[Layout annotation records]
——
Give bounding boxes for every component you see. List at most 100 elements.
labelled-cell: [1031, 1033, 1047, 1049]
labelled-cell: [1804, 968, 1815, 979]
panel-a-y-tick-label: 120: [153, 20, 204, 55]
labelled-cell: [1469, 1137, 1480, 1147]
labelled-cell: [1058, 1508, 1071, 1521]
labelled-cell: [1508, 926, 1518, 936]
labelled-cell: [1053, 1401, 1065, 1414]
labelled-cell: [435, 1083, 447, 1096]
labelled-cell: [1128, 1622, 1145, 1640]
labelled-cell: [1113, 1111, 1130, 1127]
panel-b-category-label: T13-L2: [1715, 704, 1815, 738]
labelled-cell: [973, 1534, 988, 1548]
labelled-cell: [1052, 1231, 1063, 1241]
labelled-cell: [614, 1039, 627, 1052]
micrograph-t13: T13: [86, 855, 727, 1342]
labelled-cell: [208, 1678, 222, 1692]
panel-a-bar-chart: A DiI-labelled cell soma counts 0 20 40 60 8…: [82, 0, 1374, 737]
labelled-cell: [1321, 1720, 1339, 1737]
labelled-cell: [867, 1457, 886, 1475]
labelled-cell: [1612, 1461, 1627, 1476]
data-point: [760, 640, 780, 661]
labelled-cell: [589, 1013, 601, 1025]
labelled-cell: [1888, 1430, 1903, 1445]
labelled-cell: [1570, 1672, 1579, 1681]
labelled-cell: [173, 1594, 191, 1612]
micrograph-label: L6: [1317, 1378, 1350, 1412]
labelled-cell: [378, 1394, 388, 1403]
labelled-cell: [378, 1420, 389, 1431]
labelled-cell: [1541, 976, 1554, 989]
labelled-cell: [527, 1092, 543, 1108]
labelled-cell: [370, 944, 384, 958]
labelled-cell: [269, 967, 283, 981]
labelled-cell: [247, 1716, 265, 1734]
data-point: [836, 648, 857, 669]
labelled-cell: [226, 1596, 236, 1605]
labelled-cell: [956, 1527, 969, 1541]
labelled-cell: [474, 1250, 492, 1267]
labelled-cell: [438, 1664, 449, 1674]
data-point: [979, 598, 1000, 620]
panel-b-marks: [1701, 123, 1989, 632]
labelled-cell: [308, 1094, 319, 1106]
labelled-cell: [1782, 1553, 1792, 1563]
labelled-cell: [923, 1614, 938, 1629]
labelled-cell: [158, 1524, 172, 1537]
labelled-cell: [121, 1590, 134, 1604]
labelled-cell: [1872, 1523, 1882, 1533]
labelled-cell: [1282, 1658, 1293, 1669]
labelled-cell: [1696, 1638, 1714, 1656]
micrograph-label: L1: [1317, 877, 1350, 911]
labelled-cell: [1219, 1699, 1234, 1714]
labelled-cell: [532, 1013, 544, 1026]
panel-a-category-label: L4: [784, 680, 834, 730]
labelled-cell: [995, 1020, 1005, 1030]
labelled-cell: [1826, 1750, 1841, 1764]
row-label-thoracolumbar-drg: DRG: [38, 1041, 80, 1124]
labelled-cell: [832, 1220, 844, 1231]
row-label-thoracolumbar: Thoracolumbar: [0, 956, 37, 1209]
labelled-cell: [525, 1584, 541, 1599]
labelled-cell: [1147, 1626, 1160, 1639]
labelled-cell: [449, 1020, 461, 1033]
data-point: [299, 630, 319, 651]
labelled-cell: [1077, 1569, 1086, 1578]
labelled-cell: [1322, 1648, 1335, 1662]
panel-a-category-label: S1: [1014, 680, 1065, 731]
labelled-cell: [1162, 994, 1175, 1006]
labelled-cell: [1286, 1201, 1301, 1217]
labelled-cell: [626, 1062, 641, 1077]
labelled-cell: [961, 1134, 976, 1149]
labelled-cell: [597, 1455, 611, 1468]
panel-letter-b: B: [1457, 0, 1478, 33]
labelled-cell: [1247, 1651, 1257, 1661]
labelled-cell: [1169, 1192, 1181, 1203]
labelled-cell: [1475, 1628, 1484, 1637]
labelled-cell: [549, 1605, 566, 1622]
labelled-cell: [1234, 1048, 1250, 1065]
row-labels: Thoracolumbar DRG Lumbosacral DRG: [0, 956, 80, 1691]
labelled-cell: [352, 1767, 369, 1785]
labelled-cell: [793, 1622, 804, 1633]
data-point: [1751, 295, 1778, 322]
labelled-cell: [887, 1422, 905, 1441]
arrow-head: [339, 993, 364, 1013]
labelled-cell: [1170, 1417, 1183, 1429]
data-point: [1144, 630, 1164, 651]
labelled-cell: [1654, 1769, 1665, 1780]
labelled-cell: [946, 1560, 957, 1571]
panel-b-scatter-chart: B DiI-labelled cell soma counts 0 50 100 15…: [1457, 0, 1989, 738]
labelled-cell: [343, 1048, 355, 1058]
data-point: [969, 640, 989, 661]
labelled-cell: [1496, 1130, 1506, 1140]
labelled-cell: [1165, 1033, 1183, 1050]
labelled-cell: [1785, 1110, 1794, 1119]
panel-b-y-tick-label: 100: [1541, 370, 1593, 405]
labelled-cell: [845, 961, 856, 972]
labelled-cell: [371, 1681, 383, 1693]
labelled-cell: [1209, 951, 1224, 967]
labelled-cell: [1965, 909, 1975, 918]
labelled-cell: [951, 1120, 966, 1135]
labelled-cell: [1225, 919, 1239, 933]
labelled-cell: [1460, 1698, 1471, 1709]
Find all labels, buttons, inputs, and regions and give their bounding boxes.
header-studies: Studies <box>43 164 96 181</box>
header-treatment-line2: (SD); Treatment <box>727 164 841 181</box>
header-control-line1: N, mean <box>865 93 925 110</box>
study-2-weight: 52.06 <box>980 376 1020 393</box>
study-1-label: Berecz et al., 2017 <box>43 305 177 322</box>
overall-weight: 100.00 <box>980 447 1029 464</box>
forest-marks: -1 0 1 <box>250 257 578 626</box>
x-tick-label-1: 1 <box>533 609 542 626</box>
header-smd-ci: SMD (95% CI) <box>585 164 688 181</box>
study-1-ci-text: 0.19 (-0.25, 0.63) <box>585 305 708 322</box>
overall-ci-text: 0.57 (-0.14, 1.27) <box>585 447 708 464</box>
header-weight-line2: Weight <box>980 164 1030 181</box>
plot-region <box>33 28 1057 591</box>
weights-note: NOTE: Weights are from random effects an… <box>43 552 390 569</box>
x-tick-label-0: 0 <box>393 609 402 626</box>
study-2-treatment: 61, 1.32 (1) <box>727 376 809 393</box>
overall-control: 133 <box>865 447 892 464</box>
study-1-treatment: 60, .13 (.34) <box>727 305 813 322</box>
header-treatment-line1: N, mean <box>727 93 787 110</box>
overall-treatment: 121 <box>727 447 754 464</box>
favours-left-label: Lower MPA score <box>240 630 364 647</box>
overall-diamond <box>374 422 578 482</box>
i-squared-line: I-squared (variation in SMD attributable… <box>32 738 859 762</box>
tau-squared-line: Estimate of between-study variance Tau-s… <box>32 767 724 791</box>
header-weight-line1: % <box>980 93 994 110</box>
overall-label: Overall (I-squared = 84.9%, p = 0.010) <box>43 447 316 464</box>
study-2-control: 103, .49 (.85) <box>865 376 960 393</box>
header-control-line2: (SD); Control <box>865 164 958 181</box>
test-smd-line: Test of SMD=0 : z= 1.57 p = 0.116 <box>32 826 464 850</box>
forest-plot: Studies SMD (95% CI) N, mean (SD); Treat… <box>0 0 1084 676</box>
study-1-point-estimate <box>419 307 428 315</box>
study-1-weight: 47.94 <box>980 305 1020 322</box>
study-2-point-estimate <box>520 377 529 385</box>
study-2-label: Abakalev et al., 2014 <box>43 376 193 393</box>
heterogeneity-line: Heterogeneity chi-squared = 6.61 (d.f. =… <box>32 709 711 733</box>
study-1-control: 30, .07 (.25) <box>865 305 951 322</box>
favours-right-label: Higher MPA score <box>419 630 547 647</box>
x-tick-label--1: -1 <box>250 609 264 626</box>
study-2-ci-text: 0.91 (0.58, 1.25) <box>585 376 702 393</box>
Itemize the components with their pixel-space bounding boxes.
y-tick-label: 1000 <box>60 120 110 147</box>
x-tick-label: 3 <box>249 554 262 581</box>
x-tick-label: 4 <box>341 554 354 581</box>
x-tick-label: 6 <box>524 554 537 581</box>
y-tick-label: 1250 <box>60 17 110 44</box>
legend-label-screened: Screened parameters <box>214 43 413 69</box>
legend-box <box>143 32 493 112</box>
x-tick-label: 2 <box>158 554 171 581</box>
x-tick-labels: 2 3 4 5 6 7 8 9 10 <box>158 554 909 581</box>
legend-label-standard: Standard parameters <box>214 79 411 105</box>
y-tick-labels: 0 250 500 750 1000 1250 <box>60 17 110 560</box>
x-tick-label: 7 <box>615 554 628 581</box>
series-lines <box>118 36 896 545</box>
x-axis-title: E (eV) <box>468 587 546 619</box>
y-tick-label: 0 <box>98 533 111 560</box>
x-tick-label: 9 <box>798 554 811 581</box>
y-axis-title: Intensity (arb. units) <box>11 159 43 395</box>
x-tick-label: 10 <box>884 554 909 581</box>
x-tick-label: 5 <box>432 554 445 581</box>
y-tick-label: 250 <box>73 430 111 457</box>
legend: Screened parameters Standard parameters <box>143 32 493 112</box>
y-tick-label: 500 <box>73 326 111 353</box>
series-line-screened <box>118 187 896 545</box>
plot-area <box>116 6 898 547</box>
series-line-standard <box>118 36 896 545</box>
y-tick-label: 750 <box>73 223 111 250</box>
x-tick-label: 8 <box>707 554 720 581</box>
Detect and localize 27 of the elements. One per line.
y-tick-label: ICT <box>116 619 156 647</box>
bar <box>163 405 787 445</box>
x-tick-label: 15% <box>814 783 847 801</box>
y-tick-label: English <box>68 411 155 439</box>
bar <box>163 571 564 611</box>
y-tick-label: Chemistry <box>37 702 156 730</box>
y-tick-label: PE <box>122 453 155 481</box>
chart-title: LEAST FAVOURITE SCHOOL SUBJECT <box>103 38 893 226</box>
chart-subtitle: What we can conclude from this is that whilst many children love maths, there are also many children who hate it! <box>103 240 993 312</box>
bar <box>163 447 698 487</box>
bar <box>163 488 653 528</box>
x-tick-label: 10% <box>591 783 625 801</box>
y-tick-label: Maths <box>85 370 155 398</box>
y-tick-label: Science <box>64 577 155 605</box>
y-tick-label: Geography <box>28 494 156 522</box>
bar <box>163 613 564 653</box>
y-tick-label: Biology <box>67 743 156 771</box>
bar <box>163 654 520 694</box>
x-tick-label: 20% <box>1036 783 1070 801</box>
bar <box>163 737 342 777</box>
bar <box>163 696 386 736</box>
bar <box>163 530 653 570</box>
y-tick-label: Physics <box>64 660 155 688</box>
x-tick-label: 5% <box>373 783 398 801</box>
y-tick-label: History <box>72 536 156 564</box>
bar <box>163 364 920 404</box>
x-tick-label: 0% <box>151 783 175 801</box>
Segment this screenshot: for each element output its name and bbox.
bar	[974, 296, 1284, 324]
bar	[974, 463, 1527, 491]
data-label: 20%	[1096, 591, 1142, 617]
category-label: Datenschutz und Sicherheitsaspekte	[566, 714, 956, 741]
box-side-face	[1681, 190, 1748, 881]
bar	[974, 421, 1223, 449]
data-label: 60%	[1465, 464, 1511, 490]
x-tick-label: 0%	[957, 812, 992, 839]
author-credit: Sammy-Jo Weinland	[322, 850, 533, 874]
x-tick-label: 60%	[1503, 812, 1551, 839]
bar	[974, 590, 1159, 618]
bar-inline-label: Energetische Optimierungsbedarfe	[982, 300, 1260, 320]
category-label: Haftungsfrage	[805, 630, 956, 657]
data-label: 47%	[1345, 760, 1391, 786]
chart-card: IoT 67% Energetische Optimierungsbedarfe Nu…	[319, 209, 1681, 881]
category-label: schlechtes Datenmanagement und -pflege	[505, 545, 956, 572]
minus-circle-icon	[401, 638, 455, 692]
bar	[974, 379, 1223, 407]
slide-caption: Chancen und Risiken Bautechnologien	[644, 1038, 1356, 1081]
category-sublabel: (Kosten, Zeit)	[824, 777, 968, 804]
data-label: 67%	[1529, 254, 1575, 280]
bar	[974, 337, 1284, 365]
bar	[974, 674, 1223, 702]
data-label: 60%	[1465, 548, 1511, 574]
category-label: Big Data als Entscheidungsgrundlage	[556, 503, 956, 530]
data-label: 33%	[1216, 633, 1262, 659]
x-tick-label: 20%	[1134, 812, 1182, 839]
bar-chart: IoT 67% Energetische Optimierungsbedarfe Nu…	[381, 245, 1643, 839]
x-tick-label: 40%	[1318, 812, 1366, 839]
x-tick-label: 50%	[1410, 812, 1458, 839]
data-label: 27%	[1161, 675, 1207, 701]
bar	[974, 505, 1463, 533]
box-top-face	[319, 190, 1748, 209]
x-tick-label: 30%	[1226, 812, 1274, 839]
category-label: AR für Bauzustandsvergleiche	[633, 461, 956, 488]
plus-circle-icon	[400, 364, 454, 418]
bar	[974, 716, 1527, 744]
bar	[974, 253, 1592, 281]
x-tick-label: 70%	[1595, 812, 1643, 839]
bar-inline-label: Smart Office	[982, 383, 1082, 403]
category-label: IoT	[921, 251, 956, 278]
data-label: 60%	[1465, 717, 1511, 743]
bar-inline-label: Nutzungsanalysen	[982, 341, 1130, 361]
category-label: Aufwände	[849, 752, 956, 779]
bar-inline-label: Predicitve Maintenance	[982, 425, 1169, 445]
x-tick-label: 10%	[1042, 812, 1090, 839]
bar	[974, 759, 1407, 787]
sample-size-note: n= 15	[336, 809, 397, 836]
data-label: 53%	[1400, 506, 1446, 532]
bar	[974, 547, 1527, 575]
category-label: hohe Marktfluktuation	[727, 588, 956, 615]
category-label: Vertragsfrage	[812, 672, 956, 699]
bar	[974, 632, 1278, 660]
——
:: TASK TO COMPLETE ::
Could you output the rows from the very first line through the line holding "labelled-cell: [1053, 1401, 1065, 1414]", both included, as a numbered list with any blank lines dropped?

:: RIGHT ANSWER ::
1. Give bounding boxes for every component you see. List at most 100 elements.
2. labelled-cell: [1031, 1033, 1047, 1049]
3. labelled-cell: [1804, 968, 1815, 979]
4. panel-a-y-tick-label: 120: [153, 20, 204, 55]
5. labelled-cell: [1469, 1137, 1480, 1147]
6. labelled-cell: [1058, 1508, 1071, 1521]
7. labelled-cell: [1508, 926, 1518, 936]
8. labelled-cell: [1053, 1401, 1065, 1414]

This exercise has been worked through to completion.